▸ REQUIREMENT
Lines containing the string "tuberculose" are to be collected in full.

□ □ □ □

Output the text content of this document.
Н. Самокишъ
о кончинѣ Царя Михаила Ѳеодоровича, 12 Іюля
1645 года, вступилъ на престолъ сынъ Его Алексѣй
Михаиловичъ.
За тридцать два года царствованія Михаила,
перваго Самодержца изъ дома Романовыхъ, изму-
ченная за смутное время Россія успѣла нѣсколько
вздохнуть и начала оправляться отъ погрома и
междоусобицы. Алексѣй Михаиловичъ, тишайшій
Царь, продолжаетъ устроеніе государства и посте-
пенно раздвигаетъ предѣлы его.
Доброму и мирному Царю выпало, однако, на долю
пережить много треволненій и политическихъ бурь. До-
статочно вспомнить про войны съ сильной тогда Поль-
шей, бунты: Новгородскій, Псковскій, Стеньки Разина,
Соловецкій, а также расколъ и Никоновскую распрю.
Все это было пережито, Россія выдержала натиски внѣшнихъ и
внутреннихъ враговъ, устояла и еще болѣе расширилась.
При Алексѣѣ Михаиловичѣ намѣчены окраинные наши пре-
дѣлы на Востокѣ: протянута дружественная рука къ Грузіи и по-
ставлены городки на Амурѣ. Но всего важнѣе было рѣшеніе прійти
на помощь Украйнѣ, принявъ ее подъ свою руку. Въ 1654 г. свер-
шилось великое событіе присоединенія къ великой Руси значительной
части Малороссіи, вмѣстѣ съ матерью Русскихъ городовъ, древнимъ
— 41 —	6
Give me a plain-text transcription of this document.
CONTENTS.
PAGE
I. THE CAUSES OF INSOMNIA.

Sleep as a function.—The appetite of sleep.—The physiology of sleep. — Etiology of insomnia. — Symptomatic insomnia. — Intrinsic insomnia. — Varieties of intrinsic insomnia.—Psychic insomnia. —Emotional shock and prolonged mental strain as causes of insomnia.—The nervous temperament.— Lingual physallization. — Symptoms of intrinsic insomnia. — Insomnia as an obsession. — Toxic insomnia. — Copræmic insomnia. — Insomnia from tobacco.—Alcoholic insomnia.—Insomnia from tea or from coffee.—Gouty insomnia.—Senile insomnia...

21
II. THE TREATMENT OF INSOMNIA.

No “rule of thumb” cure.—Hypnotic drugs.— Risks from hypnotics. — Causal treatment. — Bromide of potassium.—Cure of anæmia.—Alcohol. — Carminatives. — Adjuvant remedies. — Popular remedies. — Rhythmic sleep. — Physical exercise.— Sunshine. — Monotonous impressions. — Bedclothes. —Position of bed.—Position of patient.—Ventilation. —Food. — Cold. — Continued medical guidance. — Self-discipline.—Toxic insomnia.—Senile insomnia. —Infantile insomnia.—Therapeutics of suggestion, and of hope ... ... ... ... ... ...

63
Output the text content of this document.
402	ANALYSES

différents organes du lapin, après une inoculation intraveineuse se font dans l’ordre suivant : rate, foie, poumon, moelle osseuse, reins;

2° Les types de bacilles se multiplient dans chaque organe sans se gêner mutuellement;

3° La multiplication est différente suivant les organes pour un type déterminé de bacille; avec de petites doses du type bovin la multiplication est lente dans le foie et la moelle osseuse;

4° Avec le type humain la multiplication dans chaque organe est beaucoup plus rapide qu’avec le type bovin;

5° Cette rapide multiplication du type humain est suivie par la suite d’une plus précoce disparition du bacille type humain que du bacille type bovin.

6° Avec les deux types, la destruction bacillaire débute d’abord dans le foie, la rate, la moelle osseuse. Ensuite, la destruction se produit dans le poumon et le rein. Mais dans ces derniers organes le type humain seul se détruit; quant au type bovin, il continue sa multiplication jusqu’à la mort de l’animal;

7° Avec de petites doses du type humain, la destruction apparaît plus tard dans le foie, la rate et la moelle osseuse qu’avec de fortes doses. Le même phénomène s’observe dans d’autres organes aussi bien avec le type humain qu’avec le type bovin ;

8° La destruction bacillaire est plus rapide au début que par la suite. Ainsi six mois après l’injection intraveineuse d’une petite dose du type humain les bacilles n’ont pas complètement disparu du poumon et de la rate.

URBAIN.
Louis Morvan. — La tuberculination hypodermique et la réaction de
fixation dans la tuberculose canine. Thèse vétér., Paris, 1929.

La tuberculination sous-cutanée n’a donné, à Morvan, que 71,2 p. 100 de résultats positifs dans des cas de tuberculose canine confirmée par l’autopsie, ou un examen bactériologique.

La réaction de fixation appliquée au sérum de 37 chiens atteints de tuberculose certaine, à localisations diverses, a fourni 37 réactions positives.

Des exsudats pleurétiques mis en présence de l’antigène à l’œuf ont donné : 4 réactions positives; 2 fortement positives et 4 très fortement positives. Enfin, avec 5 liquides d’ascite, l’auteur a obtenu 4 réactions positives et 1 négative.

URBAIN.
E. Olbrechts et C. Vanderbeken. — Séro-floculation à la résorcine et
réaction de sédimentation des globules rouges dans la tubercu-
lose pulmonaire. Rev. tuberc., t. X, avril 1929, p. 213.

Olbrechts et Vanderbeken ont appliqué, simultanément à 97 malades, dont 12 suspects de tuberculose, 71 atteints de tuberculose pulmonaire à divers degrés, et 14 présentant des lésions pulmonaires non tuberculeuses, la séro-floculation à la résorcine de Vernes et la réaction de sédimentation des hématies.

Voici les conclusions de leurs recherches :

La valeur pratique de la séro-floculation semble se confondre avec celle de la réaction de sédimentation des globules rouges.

□ □ □ □

▸ RESPONSE BELOW
fixation dans la tuberculose canine. Thèse vétér., Paris, 1929.
La tuberculination sous-cutanée n’a donné, à Morvan, que 71,2 p. 100 de résultats positifs dans des cas de tuberculose canine confirmée par l’autopsie, ou un examen bactériologique.
La réaction de fixation appliquée au sérum de 37 chiens atteints de tuberculose certaine, à localisations diverses, a fourni 37 réactions positives.
Olbrechts et Vanderbeken ont appliqué, simultanément à 97 malades, dont 12 suspects de tuberculose, 71 atteints de tuberculose pulmonaire à divers degrés, et 14 présentant des lésions pulmonaires non tuberculeuses, la séro-floculation à la résorcine de Vernes et la réaction de sédimentation des hématies.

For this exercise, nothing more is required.